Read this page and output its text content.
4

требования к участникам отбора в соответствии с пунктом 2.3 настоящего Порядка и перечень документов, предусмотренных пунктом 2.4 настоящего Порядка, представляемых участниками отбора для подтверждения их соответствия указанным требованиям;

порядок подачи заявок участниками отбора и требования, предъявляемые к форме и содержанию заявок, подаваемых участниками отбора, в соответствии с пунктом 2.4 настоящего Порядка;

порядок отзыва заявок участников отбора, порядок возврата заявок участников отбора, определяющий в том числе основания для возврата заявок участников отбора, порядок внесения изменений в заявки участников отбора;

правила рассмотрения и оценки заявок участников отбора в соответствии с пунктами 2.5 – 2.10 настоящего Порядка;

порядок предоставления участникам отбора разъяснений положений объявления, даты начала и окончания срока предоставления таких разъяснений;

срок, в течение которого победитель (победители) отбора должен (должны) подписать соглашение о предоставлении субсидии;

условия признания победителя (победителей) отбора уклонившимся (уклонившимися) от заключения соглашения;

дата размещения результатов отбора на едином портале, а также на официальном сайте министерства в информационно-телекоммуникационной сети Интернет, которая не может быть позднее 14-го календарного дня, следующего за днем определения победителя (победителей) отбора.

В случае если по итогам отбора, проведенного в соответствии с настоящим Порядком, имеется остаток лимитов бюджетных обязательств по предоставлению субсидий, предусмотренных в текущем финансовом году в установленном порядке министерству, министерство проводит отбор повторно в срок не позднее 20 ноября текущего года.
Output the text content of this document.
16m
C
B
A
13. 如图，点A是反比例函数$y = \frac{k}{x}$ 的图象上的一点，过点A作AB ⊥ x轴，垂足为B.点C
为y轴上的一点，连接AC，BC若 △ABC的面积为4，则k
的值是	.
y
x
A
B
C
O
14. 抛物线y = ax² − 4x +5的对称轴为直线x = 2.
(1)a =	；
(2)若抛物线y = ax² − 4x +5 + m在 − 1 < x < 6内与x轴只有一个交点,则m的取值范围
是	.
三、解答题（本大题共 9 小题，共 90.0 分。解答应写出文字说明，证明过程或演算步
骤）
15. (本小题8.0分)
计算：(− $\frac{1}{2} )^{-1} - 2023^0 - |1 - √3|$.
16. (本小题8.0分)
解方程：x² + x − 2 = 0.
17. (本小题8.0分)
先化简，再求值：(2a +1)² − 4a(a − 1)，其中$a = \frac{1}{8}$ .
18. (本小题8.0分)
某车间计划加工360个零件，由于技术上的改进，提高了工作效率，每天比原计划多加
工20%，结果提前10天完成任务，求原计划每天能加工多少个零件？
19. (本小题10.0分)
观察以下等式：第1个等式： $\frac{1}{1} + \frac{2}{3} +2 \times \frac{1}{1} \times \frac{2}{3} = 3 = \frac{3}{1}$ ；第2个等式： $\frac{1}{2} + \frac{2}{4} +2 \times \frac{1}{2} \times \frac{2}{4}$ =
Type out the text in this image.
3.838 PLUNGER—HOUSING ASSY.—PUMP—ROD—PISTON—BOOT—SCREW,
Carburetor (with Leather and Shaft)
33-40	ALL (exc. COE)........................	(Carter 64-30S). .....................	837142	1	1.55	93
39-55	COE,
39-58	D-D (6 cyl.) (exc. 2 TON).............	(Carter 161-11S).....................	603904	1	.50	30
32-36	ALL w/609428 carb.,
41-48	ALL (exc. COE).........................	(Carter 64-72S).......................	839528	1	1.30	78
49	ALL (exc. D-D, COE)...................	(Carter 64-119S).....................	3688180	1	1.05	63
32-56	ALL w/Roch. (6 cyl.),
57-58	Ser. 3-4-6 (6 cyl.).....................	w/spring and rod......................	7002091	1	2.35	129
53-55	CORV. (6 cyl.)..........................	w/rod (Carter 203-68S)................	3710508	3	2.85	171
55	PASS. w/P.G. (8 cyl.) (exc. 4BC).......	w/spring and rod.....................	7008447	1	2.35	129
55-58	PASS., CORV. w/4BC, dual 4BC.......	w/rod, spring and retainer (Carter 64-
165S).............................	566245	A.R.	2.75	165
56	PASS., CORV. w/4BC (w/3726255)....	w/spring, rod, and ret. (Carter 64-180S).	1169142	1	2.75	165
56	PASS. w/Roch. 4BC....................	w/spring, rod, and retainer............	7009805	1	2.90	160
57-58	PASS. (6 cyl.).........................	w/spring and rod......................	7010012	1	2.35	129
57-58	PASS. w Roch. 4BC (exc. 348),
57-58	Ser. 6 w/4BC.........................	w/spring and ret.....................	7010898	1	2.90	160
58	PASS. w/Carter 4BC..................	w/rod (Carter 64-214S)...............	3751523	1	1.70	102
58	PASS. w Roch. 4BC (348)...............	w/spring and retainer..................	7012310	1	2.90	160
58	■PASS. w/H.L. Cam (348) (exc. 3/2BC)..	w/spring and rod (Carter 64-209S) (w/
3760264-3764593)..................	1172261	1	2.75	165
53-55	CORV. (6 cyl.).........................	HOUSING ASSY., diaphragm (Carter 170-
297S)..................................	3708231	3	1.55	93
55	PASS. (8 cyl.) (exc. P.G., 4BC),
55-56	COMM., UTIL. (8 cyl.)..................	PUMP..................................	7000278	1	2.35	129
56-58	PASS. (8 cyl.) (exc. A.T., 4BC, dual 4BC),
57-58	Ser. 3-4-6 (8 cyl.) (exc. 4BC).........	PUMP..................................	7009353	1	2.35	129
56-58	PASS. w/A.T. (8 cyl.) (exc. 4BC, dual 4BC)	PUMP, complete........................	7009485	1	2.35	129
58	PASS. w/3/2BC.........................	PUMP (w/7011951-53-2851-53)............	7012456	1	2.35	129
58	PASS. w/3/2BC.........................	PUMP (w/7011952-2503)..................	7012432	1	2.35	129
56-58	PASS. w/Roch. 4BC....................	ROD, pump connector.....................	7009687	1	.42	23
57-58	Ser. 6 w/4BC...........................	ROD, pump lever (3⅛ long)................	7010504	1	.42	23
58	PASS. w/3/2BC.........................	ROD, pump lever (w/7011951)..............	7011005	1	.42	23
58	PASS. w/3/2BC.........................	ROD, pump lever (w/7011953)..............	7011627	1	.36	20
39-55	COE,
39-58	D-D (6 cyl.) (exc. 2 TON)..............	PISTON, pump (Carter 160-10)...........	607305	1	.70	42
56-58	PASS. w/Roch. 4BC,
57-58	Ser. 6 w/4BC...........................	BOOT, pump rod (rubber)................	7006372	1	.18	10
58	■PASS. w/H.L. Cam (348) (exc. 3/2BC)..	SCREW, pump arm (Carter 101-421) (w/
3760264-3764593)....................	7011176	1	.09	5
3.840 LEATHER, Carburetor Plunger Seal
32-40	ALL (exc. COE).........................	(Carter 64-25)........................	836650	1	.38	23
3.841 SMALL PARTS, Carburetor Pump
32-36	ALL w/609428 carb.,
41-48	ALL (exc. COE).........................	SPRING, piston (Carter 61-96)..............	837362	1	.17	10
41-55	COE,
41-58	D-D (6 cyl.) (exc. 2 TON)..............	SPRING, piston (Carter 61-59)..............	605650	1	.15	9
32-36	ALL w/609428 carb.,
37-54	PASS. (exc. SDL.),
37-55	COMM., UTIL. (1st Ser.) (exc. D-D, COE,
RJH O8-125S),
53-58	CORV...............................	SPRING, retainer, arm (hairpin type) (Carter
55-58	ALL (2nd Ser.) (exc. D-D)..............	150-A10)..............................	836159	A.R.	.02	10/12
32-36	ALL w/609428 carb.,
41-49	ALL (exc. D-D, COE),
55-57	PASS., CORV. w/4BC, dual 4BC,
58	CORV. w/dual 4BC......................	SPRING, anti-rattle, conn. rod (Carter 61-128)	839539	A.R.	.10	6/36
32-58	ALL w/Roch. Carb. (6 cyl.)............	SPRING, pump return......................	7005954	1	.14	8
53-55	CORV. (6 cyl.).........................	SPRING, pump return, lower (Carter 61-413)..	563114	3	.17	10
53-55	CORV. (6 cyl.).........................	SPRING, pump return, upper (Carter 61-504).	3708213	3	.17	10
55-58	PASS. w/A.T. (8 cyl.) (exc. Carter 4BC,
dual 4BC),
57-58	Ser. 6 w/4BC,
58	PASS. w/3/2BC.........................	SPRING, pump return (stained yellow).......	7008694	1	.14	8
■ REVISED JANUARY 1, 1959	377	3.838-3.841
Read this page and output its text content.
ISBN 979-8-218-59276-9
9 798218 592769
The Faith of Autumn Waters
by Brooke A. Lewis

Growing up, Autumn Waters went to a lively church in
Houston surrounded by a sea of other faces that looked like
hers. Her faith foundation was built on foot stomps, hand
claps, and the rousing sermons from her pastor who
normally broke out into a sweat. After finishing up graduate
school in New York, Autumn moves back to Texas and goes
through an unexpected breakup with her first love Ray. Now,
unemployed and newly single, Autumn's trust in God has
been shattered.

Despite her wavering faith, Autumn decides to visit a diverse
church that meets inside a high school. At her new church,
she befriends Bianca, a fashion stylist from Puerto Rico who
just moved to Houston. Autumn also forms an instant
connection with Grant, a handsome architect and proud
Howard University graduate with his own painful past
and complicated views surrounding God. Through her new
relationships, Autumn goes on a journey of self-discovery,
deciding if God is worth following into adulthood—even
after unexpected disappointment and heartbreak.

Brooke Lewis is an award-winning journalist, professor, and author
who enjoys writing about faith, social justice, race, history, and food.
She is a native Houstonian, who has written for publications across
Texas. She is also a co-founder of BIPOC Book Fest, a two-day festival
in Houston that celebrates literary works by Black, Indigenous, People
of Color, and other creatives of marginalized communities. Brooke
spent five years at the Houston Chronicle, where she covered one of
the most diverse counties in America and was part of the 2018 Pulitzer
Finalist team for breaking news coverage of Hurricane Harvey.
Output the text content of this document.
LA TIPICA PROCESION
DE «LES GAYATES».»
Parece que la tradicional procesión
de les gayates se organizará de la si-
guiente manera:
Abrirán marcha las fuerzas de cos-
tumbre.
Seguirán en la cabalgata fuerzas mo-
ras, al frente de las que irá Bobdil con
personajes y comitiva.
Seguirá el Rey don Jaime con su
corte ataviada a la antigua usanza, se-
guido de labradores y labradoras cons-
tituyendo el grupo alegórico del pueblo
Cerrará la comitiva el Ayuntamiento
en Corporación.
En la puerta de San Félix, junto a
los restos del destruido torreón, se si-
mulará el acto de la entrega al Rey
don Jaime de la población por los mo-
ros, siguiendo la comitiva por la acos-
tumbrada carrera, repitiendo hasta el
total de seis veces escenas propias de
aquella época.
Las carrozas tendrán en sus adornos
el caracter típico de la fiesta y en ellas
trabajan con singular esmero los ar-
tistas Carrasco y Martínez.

========

- **EXERCISE DESCRIPTION**:
Report the number of lines in the entries above that include the word "настоящего" and add nothing to it.

- **ANSWER TO THE TASK**:
3